--- BEGIN ---

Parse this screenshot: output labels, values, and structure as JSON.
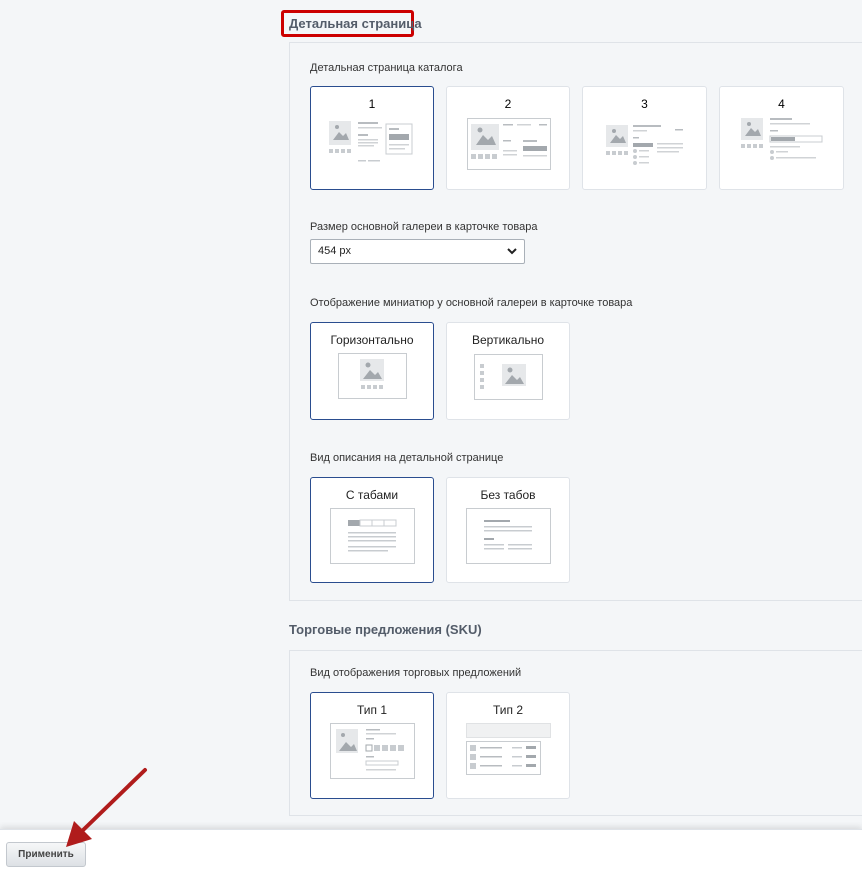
{
  "detail": {
    "title": "Детальная страница",
    "catalog_label": "Детальная страница каталога",
    "catalog_options": [
      {
        "label": "1",
        "selected": true
      },
      {
        "label": "2",
        "selected": false
      },
      {
        "label": "3",
        "selected": false
      },
      {
        "label": "4",
        "selected": false
      }
    ],
    "gallery_size_label": "Размер основной галереи в карточке товара",
    "gallery_size_value": "454 px",
    "thumbs_label": "Отображение миниатюр у основной галереи в карточке товара",
    "thumbs_options": [
      {
        "label": "Горизонтально",
        "selected": true
      },
      {
        "label": "Вертикально",
        "selected": false
      }
    ],
    "desc_label": "Вид описания на детальной странице",
    "desc_options": [
      {
        "label": "С табами",
        "selected": true
      },
      {
        "label": "Без табов",
        "selected": false
      }
    ]
  },
  "sku": {
    "title": "Торговые предложения (SKU)",
    "view_label": "Вид отображения торговых предложений",
    "options": [
      {
        "label": "Тип 1",
        "selected": true
      },
      {
        "label": "Тип 2",
        "selected": false
      }
    ]
  },
  "footer": {
    "apply_label": "Применить"
  },
  "colors": {
    "selected_border": "#2a4d8f",
    "highlight": "#cc0000",
    "arrow": "#b01c1c"
  }
}
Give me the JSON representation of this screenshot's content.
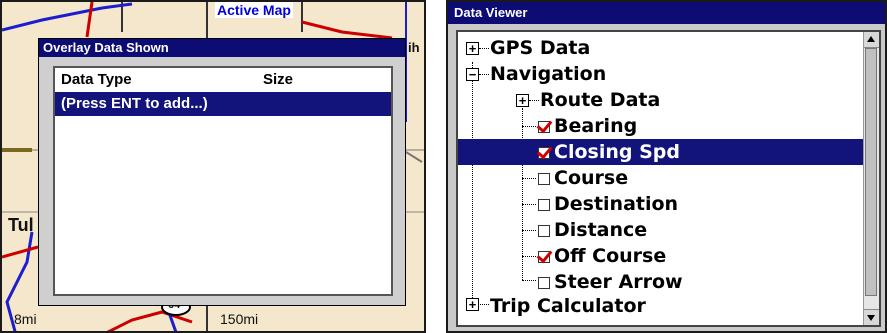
{
  "left_screen": {
    "map": {
      "active_map_label": "Active Map",
      "labels": [
        "Tul",
        "ih"
      ],
      "scale_left": "8mi",
      "scale_right": "150mi",
      "road_label": "64"
    },
    "overlay_dialog": {
      "title": "Overlay Data Shown",
      "columns": [
        "Data Type",
        "Size"
      ],
      "rows": [
        "(Press ENT to add...)"
      ]
    }
  },
  "right_screen": {
    "title": "Data Viewer",
    "tree": [
      {
        "label": "GPS Data",
        "type": "node",
        "expanded": false
      },
      {
        "label": "Navigation",
        "type": "node",
        "expanded": true
      },
      {
        "label": "Route Data",
        "type": "node",
        "expanded": false
      },
      {
        "label": "Bearing",
        "type": "leaf",
        "checked": true
      },
      {
        "label": "Closing Spd",
        "type": "leaf",
        "checked": true,
        "selected": true
      },
      {
        "label": "Course",
        "type": "leaf",
        "checked": false
      },
      {
        "label": "Destination",
        "type": "leaf",
        "checked": false
      },
      {
        "label": "Distance",
        "type": "leaf",
        "checked": false
      },
      {
        "label": "Off Course",
        "type": "leaf",
        "checked": true
      },
      {
        "label": "Steer Arrow",
        "type": "leaf",
        "checked": false
      },
      {
        "label": "Trip Calculator",
        "type": "node",
        "expanded": false
      }
    ]
  },
  "colors": {
    "title_bar": "#0c0c74",
    "selection": "#13137c",
    "check_mark": "#d00000",
    "map_bg": "#f4e7cb"
  },
  "icons": [
    "expand-plus-icon",
    "collapse-minus-icon",
    "checkbox-checked-icon",
    "checkbox-empty-icon",
    "scroll-up-arrow-icon",
    "scroll-down-arrow-icon"
  ]
}
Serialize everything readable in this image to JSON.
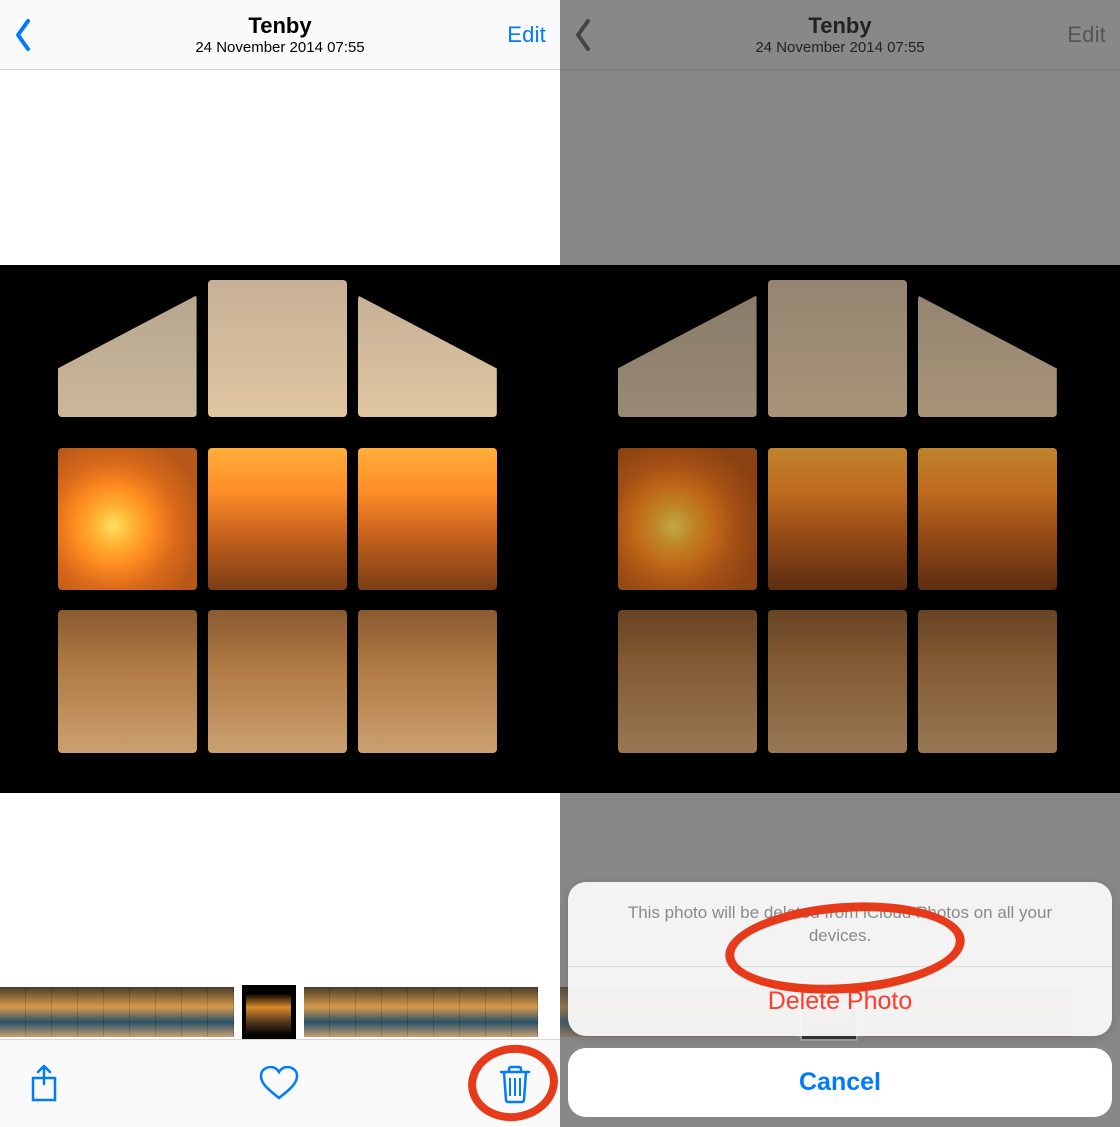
{
  "left": {
    "nav": {
      "title": "Tenby",
      "subtitle": "24 November 2014  07:55",
      "edit": "Edit"
    }
  },
  "right": {
    "nav": {
      "title": "Tenby",
      "subtitle": "24 November 2014  07:55",
      "edit": "Edit"
    },
    "sheet": {
      "message": "This photo will be deleted from iCloud Photos on all your devices.",
      "delete": "Delete Photo",
      "cancel": "Cancel"
    }
  },
  "colors": {
    "accent": "#007aff",
    "destructive": "#ff3b30",
    "annotation": "#e63a1a"
  }
}
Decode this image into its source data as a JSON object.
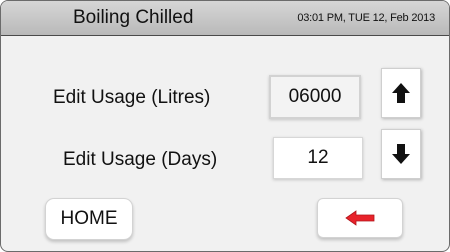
{
  "header": {
    "title": "Boiling Chilled",
    "datetime": "03:01 PM, TUE 12, Feb 2013"
  },
  "usage_litres": {
    "label": "Edit Usage (Litres)",
    "value": "06000",
    "up_icon": "arrow-up-icon"
  },
  "usage_days": {
    "label": "Edit Usage (Days)",
    "value": "12",
    "down_icon": "arrow-down-icon"
  },
  "footer": {
    "home_label": "HOME",
    "back_icon": "arrow-left-icon",
    "back_icon_color": "#e8232a"
  }
}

--- END ---

__Request__. Please write out all of the material above without changing a word, and omit any pictures.

__Exercise response__.
Parse this screenshot: output labels, values, and structure as JSON.
{
  "detail": {
    "title": "Детальная страница",
    "catalog_label": "Детальная страница каталога",
    "catalog_options": [
      {
        "label": "1",
        "selected": true
      },
      {
        "label": "2",
        "selected": false
      },
      {
        "label": "3",
        "selected": false
      },
      {
        "label": "4",
        "selected": false
      }
    ],
    "gallery_size_label": "Размер основной галереи в карточке товара",
    "gallery_size_value": "454 px",
    "thumbs_label": "Отображение миниатюр у основной галереи в карточке товара",
    "thumbs_options": [
      {
        "label": "Горизонтально",
        "selected": true
      },
      {
        "label": "Вертикально",
        "selected": false
      }
    ],
    "desc_label": "Вид описания на детальной странице",
    "desc_options": [
      {
        "label": "С табами",
        "selected": true
      },
      {
        "label": "Без табов",
        "selected": false
      }
    ]
  },
  "sku": {
    "title": "Торговые предложения (SKU)",
    "view_label": "Вид отображения торговых предложений",
    "options": [
      {
        "label": "Тип 1",
        "selected": true
      },
      {
        "label": "Тип 2",
        "selected": false
      }
    ]
  },
  "footer": {
    "apply_label": "Применить"
  },
  "colors": {
    "selected_border": "#2a4d8f",
    "highlight": "#cc0000",
    "arrow": "#b01c1c"
  }
}
Give me the JSON representation of this screenshot's content.
{
  "left_screen": {
    "map": {
      "active_map_label": "Active Map",
      "labels": [
        "Tul",
        "ih"
      ],
      "scale_left": "8mi",
      "scale_right": "150mi",
      "road_label": "64"
    },
    "overlay_dialog": {
      "title": "Overlay Data Shown",
      "columns": [
        "Data Type",
        "Size"
      ],
      "rows": [
        "(Press ENT to add...)"
      ]
    }
  },
  "right_screen": {
    "title": "Data Viewer",
    "tree": [
      {
        "label": "GPS Data",
        "type": "node",
        "expanded": false
      },
      {
        "label": "Navigation",
        "type": "node",
        "expanded": true
      },
      {
        "label": "Route Data",
        "type": "node",
        "expanded": false
      },
      {
        "label": "Bearing",
        "type": "leaf",
        "checked": true
      },
      {
        "label": "Closing Spd",
        "type": "leaf",
        "checked": true,
        "selected": true
      },
      {
        "label": "Course",
        "type": "leaf",
        "checked": false
      },
      {
        "label": "Destination",
        "type": "leaf",
        "checked": false
      },
      {
        "label": "Distance",
        "type": "leaf",
        "checked": false
      },
      {
        "label": "Off Course",
        "type": "leaf",
        "checked": true
      },
      {
        "label": "Steer Arrow",
        "type": "leaf",
        "checked": false
      },
      {
        "label": "Trip Calculator",
        "type": "node",
        "expanded": false
      }
    ]
  },
  "colors": {
    "title_bar": "#0c0c74",
    "selection": "#13137c",
    "check_mark": "#d00000",
    "map_bg": "#f4e7cb"
  },
  "icons": [
    "expand-plus-icon",
    "collapse-minus-icon",
    "checkbox-checked-icon",
    "checkbox-empty-icon",
    "scroll-up-arrow-icon",
    "scroll-down-arrow-icon"
  ]
}
Serialize everything readable in this image to JSON.
{
  "left": {
    "nav": {
      "title": "Tenby",
      "subtitle": "24 November 2014  07:55",
      "edit": "Edit"
    }
  },
  "right": {
    "nav": {
      "title": "Tenby",
      "subtitle": "24 November 2014  07:55",
      "edit": "Edit"
    },
    "sheet": {
      "message": "This photo will be deleted from iCloud Photos on all your devices.",
      "delete": "Delete Photo",
      "cancel": "Cancel"
    }
  },
  "colors": {
    "accent": "#007aff",
    "destructive": "#ff3b30",
    "annotation": "#e63a1a"
  }
}
Decode this image into its source data as a JSON object.
{
  "header": {
    "title": "Boiling Chilled",
    "datetime": "03:01 PM, TUE 12, Feb 2013"
  },
  "usage_litres": {
    "label": "Edit Usage (Litres)",
    "value": "06000",
    "up_icon": "arrow-up-icon"
  },
  "usage_days": {
    "label": "Edit Usage (Days)",
    "value": "12",
    "down_icon": "arrow-down-icon"
  },
  "footer": {
    "home_label": "HOME",
    "back_icon": "arrow-left-icon",
    "back_icon_color": "#e8232a"
  }
}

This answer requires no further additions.